[Data listing]
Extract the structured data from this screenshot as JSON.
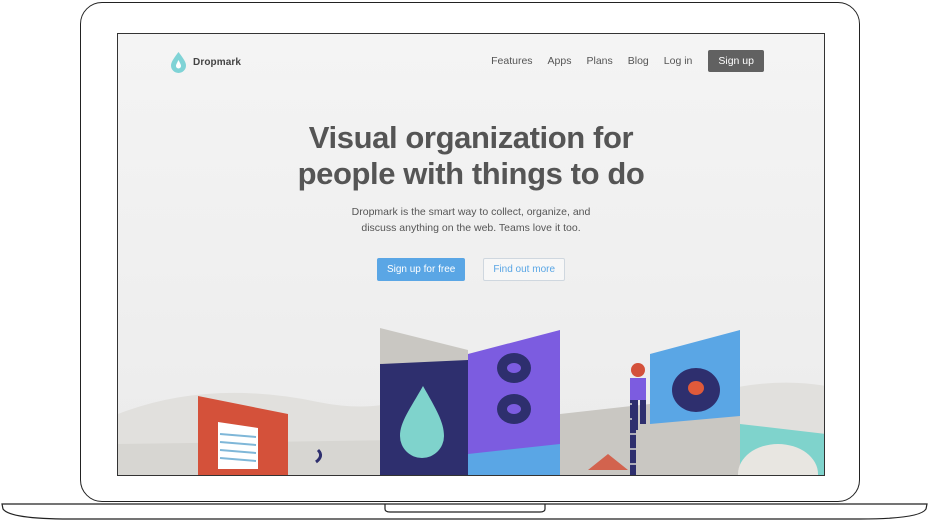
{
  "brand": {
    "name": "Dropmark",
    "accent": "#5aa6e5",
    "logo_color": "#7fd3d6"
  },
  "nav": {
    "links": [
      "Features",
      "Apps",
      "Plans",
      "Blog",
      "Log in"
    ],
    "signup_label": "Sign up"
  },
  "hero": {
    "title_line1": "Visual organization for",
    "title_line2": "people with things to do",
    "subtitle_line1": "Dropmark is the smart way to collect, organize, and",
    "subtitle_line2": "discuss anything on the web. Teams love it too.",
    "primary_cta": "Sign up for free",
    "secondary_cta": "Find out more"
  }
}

==

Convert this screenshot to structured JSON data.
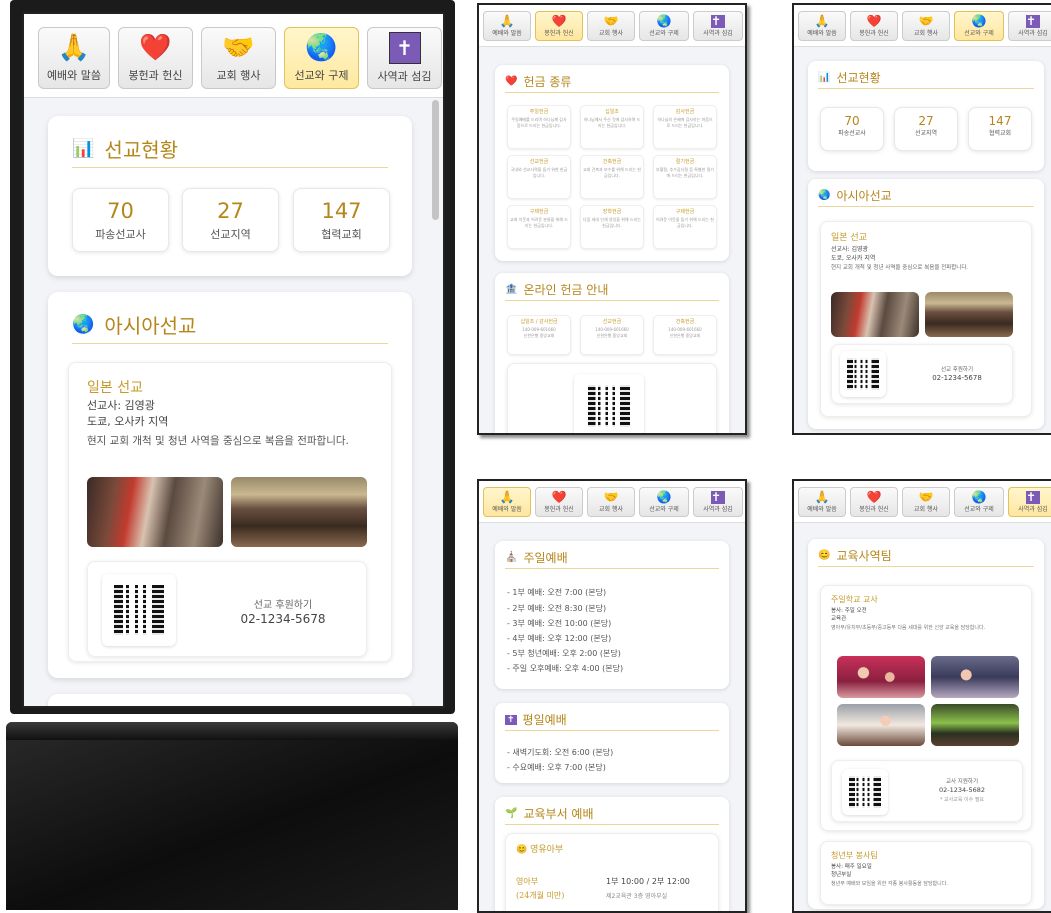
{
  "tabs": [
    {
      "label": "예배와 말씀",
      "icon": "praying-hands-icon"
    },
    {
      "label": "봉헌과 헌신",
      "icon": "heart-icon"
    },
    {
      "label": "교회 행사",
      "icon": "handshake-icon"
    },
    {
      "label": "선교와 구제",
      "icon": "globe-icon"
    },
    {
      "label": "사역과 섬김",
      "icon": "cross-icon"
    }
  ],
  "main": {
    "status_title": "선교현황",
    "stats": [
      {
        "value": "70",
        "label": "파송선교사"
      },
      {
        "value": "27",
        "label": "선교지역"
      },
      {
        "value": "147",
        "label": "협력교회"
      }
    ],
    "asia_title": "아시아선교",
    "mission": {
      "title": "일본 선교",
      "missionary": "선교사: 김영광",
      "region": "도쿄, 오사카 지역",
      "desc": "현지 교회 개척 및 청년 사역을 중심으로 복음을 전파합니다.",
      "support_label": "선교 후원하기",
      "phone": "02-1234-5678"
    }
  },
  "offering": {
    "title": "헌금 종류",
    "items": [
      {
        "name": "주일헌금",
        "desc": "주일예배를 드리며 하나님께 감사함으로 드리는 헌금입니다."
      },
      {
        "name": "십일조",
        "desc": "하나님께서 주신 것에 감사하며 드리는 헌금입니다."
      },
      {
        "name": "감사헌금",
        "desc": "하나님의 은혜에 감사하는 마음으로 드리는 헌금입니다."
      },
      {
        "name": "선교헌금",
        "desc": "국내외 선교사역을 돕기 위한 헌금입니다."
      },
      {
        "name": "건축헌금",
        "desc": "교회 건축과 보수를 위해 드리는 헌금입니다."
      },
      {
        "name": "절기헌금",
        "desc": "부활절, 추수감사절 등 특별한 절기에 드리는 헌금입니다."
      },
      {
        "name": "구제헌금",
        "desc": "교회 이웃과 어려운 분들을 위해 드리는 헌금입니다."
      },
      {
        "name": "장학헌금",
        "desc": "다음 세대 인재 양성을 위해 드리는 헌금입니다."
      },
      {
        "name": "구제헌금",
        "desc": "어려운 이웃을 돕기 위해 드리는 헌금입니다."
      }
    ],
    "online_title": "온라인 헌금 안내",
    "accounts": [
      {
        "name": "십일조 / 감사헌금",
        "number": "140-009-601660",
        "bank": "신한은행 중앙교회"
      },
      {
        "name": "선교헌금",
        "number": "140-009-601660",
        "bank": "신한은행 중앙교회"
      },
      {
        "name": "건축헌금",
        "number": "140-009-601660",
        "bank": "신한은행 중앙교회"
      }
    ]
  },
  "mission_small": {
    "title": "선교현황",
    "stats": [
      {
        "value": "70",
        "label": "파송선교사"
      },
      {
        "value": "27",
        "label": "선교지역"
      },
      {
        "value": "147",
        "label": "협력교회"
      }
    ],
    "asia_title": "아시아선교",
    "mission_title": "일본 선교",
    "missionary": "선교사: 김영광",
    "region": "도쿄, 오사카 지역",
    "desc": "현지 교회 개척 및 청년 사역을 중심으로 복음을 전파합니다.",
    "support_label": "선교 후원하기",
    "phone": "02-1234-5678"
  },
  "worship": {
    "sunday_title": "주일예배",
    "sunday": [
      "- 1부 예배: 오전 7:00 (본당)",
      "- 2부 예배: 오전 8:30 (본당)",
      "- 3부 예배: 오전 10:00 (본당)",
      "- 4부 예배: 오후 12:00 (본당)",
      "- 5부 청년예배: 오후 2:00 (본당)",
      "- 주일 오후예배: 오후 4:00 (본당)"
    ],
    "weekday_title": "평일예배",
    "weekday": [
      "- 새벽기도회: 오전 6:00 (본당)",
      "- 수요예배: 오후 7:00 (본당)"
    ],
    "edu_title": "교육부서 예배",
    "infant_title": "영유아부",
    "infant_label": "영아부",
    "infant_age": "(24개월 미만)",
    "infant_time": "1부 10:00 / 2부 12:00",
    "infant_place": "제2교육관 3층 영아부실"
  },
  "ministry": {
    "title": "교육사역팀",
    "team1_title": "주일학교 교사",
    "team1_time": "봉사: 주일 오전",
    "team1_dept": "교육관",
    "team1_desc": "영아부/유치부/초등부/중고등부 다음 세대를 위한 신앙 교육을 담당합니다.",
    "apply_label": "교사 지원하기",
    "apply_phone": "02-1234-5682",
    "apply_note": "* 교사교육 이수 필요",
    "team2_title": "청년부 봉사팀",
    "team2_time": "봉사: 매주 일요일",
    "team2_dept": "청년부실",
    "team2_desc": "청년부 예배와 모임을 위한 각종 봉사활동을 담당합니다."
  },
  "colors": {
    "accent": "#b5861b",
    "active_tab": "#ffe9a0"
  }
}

Exercise directions — Find each line holding the string "후원하기" and copy it out.

Task solution —
      "support_label": "선교 후원하기",
    "support_label": "선교 후원하기",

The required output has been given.